What to do
Among these lines, how many include "name"? Answer only with the number.

Given data
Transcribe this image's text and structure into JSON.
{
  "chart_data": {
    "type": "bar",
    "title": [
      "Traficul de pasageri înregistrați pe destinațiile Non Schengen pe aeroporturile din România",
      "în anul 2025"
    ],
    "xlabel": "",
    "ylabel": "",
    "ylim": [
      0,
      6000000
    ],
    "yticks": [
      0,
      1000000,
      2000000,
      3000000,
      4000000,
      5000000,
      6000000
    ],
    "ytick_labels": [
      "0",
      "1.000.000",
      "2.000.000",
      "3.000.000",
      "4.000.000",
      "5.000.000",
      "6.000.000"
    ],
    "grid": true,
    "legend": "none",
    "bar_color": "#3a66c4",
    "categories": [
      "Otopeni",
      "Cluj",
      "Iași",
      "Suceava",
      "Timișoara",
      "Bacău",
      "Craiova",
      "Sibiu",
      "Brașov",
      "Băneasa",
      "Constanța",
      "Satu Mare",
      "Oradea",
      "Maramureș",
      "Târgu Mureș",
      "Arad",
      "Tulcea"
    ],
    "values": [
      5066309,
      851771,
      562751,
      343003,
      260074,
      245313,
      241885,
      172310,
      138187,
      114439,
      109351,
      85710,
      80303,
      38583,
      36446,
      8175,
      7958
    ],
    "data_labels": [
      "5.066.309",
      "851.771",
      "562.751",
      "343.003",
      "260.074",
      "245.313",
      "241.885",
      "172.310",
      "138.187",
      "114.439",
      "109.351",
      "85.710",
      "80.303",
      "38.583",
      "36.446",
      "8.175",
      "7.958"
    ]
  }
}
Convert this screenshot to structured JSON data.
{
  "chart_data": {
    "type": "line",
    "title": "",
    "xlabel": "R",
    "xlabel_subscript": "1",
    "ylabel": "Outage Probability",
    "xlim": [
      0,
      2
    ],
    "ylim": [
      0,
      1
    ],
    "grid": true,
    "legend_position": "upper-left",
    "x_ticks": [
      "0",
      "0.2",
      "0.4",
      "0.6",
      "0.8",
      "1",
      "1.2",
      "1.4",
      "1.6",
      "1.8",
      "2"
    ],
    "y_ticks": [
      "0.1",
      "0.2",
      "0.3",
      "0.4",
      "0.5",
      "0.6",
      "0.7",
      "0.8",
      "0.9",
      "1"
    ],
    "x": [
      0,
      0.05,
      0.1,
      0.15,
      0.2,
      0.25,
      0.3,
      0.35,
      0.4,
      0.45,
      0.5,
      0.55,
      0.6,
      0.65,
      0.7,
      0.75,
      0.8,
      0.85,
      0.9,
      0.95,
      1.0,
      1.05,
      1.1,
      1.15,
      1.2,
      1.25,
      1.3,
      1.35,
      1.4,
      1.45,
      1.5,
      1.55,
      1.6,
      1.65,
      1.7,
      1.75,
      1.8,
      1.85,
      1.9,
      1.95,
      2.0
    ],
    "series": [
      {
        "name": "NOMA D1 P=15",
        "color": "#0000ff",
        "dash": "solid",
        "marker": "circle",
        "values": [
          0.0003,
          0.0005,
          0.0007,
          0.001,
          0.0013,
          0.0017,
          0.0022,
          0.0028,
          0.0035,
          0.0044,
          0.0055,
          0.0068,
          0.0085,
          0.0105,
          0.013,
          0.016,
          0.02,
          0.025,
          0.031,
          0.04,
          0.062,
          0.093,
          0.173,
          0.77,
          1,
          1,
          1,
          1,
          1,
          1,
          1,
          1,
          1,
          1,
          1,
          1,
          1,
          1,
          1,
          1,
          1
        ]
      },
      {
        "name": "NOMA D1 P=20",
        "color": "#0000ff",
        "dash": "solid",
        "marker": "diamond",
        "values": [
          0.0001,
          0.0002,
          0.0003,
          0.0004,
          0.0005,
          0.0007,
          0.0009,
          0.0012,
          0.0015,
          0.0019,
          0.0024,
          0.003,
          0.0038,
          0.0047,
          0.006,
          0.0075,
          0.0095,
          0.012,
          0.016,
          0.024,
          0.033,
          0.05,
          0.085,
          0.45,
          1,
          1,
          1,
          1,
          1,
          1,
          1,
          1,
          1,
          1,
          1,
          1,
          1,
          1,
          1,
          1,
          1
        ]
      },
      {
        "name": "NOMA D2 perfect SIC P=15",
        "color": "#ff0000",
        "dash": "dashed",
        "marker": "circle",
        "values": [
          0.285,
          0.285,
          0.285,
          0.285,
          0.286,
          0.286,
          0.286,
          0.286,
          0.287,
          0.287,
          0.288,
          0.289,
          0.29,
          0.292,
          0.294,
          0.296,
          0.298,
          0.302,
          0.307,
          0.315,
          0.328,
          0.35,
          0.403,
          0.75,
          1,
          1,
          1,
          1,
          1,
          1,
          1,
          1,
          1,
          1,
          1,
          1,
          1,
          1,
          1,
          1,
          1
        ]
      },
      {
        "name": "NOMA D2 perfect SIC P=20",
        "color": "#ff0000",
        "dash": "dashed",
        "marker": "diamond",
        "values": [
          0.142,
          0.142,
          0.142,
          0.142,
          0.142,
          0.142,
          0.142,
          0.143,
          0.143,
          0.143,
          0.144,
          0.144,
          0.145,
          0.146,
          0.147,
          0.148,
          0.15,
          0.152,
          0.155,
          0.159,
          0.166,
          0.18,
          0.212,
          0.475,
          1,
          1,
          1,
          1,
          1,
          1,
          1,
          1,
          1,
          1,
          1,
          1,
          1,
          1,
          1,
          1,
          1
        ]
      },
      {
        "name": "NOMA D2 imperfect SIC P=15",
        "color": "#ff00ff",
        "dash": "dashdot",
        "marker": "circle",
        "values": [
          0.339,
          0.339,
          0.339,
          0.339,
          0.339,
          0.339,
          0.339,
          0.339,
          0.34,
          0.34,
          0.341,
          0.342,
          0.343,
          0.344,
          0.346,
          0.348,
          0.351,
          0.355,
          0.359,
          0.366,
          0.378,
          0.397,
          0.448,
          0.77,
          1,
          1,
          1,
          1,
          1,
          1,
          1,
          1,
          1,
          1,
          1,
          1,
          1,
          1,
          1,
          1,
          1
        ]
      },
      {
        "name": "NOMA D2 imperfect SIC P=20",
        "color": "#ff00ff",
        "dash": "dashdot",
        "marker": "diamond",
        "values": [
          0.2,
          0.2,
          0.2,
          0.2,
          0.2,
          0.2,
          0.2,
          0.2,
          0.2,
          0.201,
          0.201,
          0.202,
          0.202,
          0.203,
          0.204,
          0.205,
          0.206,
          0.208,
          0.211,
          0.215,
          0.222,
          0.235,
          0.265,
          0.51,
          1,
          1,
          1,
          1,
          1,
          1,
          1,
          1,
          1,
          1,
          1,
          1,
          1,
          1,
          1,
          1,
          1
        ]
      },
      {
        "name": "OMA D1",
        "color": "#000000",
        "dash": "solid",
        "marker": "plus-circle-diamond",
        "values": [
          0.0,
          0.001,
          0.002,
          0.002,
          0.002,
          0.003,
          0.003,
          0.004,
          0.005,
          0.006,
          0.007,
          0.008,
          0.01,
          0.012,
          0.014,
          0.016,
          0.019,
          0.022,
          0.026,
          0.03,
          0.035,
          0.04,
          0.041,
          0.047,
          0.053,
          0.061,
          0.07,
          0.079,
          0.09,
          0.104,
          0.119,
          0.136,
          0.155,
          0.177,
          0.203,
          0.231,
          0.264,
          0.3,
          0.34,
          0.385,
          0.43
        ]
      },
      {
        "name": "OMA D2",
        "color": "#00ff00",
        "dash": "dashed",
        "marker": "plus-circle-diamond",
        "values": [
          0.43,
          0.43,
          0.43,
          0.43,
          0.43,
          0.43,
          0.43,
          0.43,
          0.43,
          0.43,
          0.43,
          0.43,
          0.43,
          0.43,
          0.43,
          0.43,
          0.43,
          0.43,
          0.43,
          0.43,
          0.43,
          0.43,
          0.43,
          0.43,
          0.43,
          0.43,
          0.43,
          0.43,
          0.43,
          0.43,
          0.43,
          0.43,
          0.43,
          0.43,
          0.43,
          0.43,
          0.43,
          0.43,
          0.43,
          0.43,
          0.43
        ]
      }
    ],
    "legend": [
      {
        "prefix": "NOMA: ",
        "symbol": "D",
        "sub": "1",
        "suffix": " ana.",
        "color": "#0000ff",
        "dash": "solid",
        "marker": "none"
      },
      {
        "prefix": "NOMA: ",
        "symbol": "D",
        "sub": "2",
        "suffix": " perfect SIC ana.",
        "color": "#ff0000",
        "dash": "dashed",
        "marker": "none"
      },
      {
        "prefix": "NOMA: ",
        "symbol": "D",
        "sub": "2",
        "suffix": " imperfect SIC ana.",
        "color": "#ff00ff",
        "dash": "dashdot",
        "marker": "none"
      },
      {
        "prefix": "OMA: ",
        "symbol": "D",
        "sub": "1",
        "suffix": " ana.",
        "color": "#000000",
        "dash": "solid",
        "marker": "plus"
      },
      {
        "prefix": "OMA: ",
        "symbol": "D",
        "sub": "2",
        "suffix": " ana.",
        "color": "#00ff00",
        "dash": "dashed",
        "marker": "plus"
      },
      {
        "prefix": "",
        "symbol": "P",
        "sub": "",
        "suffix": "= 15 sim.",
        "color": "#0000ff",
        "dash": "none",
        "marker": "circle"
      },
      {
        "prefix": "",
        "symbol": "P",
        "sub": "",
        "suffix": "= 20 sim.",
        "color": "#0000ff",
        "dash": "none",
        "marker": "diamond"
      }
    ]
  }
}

Solution for this exercise
8